** Begin DATA PROVIDED **
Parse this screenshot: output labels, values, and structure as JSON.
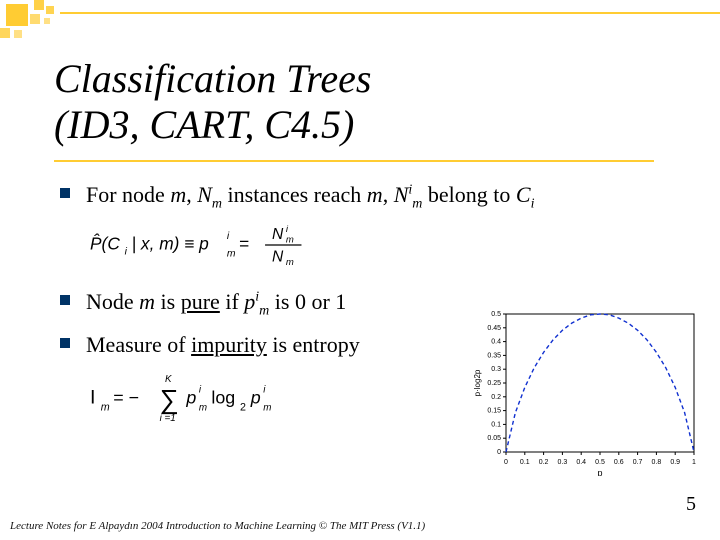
{
  "title_line1": "Classification Trees",
  "title_line2": "(ID3, CART, C4.5)",
  "bullets": {
    "b1_pre": "For node ",
    "b1_m": "m",
    "b1_mid1": ", ",
    "b1_Nm": "N",
    "b1_Nm_sub": "m",
    "b1_mid2": " instances reach ",
    "b1_m2": "m",
    "b1_mid3": ", ",
    "b1_Ni": "N",
    "b1_Ni_sup": "i",
    "b1_Ni_sub": "m",
    "b1_mid4": " belong to ",
    "b1_Ci": "C",
    "b1_Ci_sub": "i",
    "b2_pre": "Node ",
    "b2_m": "m",
    "b2_mid1": " is ",
    "b2_pure": "pure",
    "b2_mid2": " if ",
    "b2_p": "p",
    "b2_p_sup": "i",
    "b2_p_sub": "m",
    "b2_tail": " is 0 or 1",
    "b3_pre": "Measure of ",
    "b3_imp": "impurity",
    "b3_tail": " is entropy"
  },
  "formula1": {
    "lhs1": "P̂(C",
    "lhs1_sub": "i",
    "lhs2": " | x, m) ≡ p",
    "lhs2_sup": "i",
    "lhs2_sub": "m",
    "eq": " = ",
    "num": "N",
    "num_sup": "i",
    "num_sub": "m",
    "den": "N",
    "den_sub": "m"
  },
  "formula2": {
    "I": "I",
    "I_sub": "m",
    "eq": " = −",
    "sum_top": "K",
    "sum_bot": "i =1",
    "p1": "p",
    "p1_sup": "i",
    "p1_sub": "m",
    "log": "log",
    "log_sub": "2",
    "p2": "p",
    "p2_sup": "i",
    "p2_sub": "m"
  },
  "chart_data": {
    "type": "line",
    "xlabel": "p",
    "ylabel": "p·log2p",
    "x_ticks": [
      "0",
      "0.1",
      "0.2",
      "0.3",
      "0.4",
      "0.5",
      "0.6",
      "0.7",
      "0.8",
      "0.9",
      "1"
    ],
    "y_ticks": [
      "0",
      "0.05",
      "0.1",
      "0.15",
      "0.2",
      "0.25",
      "0.3",
      "0.35",
      "0.4",
      "0.45",
      "0.5"
    ],
    "xlim": [
      0,
      1
    ],
    "ylim": [
      0,
      0.5
    ],
    "x": [
      0.0,
      0.05,
      0.1,
      0.15,
      0.2,
      0.25,
      0.3,
      0.35,
      0.4,
      0.45,
      0.5,
      0.55,
      0.6,
      0.65,
      0.7,
      0.75,
      0.8,
      0.85,
      0.9,
      0.95,
      1.0
    ],
    "values": [
      0.0,
      0.143,
      0.234,
      0.305,
      0.361,
      0.406,
      0.441,
      0.467,
      0.485,
      0.497,
      0.5,
      0.497,
      0.485,
      0.467,
      0.441,
      0.406,
      0.361,
      0.305,
      0.234,
      0.143,
      0.0
    ]
  },
  "footer": "Lecture Notes for E Alpaydın 2004 Introduction to Machine Learning © The MIT Press (V1.1)",
  "page_number": "5"
}
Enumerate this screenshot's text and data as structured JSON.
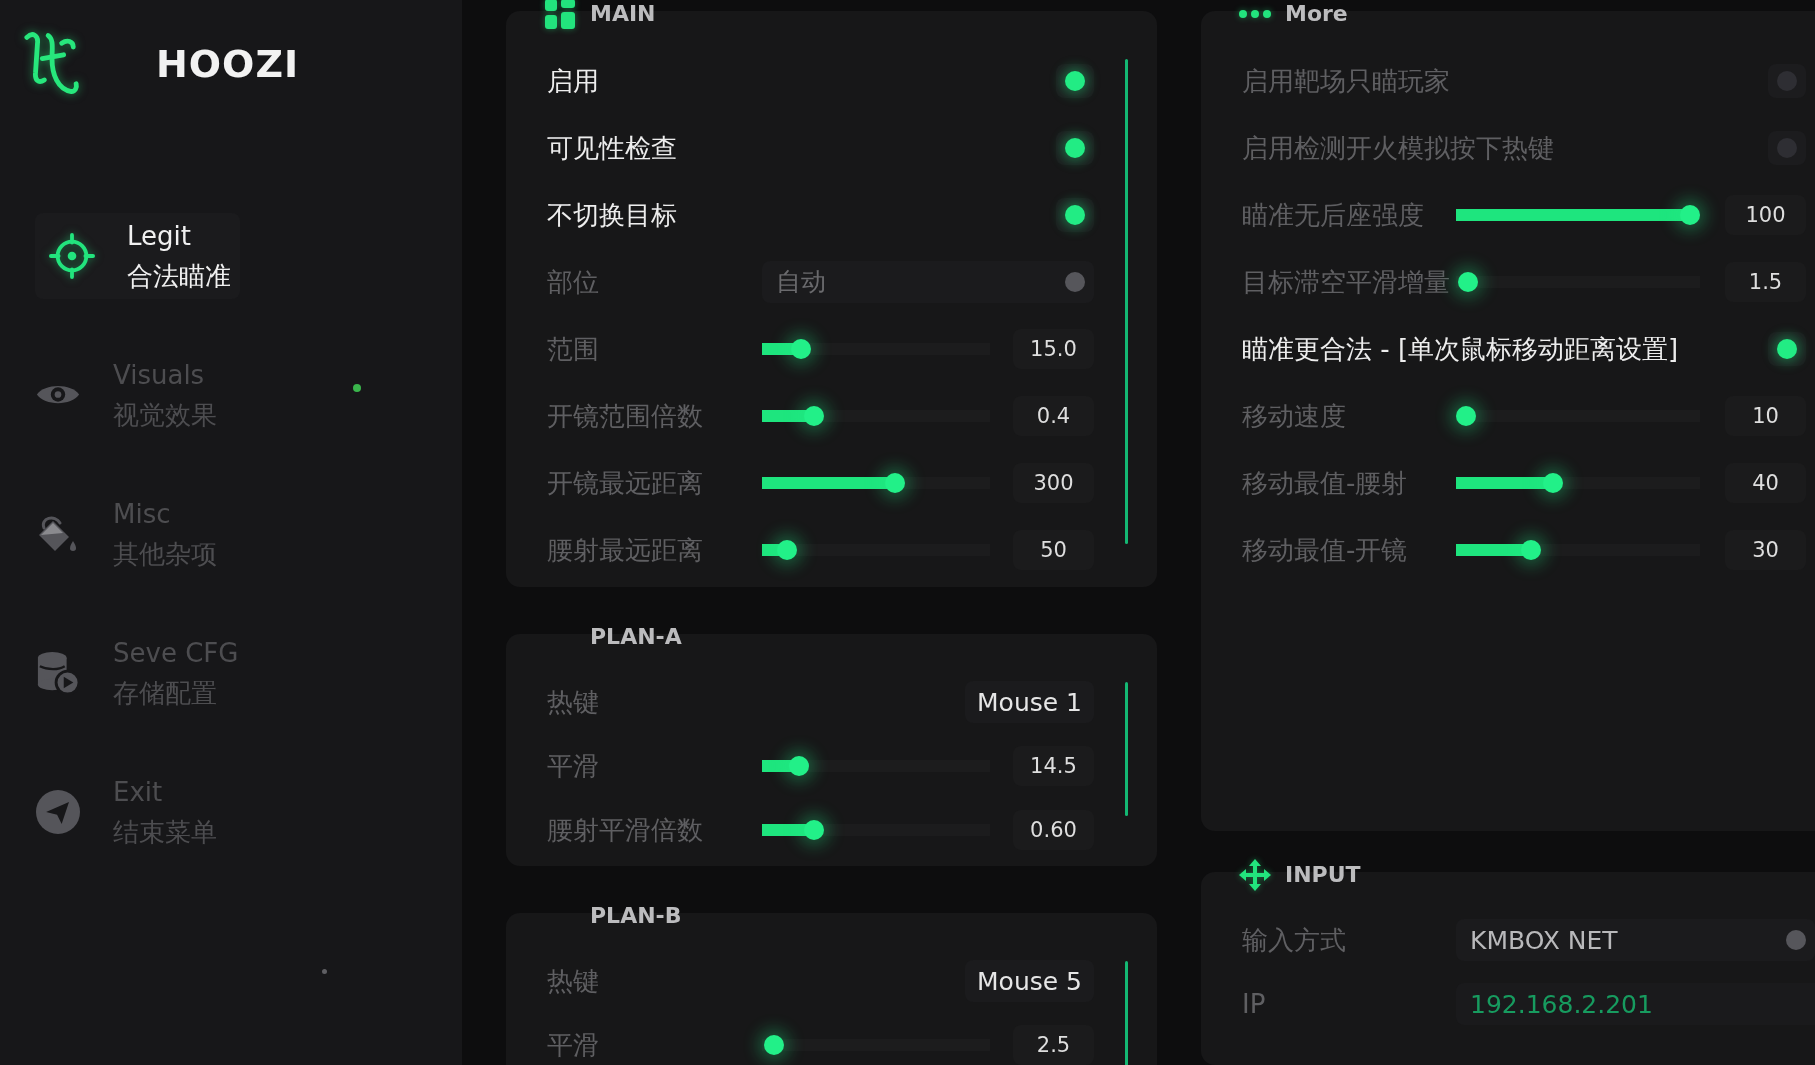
{
  "sidebar": {
    "brand": "HOOZI",
    "items": [
      {
        "label": "Legit",
        "sublabel": "合法瞄准",
        "selected": true,
        "indicator": false
      },
      {
        "label": "Visuals",
        "sublabel": "视觉效果",
        "selected": false,
        "indicator": true
      },
      {
        "label": "Misc",
        "sublabel": "其他杂项",
        "selected": false,
        "indicator": false
      },
      {
        "label": "Seve CFG",
        "sublabel": "存储配置",
        "selected": false,
        "indicator": false
      },
      {
        "label": "Exit",
        "sublabel": "结束菜单",
        "selected": false,
        "indicator": false
      }
    ]
  },
  "columns": [
    {
      "panels": [
        {
          "title": "MAIN",
          "rows": [
            {
              "kind": "toggle",
              "label": "启用",
              "on": true
            },
            {
              "kind": "toggle",
              "label": "可见性检查",
              "on": true
            },
            {
              "kind": "toggle",
              "label": "不切换目标",
              "on": true
            },
            {
              "kind": "select",
              "label": "部位",
              "value": "自动",
              "disabled": true
            },
            {
              "kind": "slider",
              "label": "范围",
              "level": 0.14,
              "reading": "15.0"
            },
            {
              "kind": "slider",
              "label": "开镜范围倍数",
              "level": 0.2,
              "reading": "0.4"
            },
            {
              "kind": "slider",
              "label": "开镜最远距离",
              "level": 0.59,
              "reading": "300"
            },
            {
              "kind": "slider",
              "label": "腰射最远距离",
              "level": 0.07,
              "reading": "50"
            }
          ]
        },
        {
          "title": "PLAN-A",
          "rows": [
            {
              "kind": "hotkey",
              "label": "热键",
              "value": "Mouse 1"
            },
            {
              "kind": "slider",
              "label": "平滑",
              "level": 0.13,
              "reading": "14.5"
            },
            {
              "kind": "slider",
              "label": "腰射平滑倍数",
              "level": 0.2,
              "reading": "0.60"
            }
          ]
        },
        {
          "title": "PLAN-B",
          "rows": [
            {
              "kind": "hotkey",
              "label": "热键",
              "value": "Mouse 5"
            },
            {
              "kind": "slider",
              "label": "平滑",
              "level": 0.01,
              "reading": "2.5"
            }
          ]
        }
      ]
    },
    {
      "panels": [
        {
          "title": "More",
          "rows": [
            {
              "kind": "toggle",
              "label": "启用靶场只瞄玩家",
              "on": false
            },
            {
              "kind": "toggle",
              "label": "启用检测开火模拟按下热键",
              "on": false
            },
            {
              "kind": "slider",
              "label": "瞄准无后座强度",
              "level": 1.0,
              "reading": "100"
            },
            {
              "kind": "slider",
              "label": "目标滞空平滑增量",
              "level": 0.01,
              "reading": "1.5"
            },
            {
              "kind": "toggle",
              "label": "瞄准更合法 - [单次鼠标移动距离设置]",
              "on": true
            },
            {
              "kind": "slider",
              "label": "移动速度",
              "level": 0.0,
              "reading": "10"
            },
            {
              "kind": "slider",
              "label": "移动最值-腰射",
              "level": 0.39,
              "reading": "40"
            },
            {
              "kind": "slider",
              "label": "移动最值-开镜",
              "level": 0.29,
              "reading": "30"
            }
          ]
        },
        {
          "title": "INPUT",
          "rows": [
            {
              "kind": "select",
              "label": "输入方式",
              "value": "KMBOX NET",
              "disabled": false
            },
            {
              "kind": "field",
              "label": "IP",
              "value": "192.168.2.201"
            }
          ]
        }
      ]
    }
  ]
}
** End DATA PROVIDED **
**TO BE DONE:** Pull out every line in the data above that has the word "sublabel".

**SOLUTION TO THIS PROBLEM:**
        "sublabel": "合法瞄准",
        "sublabel": "视觉效果",
        "sublabel": "其他杂项",
        "sublabel": "存储配置",
        "sublabel": "结束菜单",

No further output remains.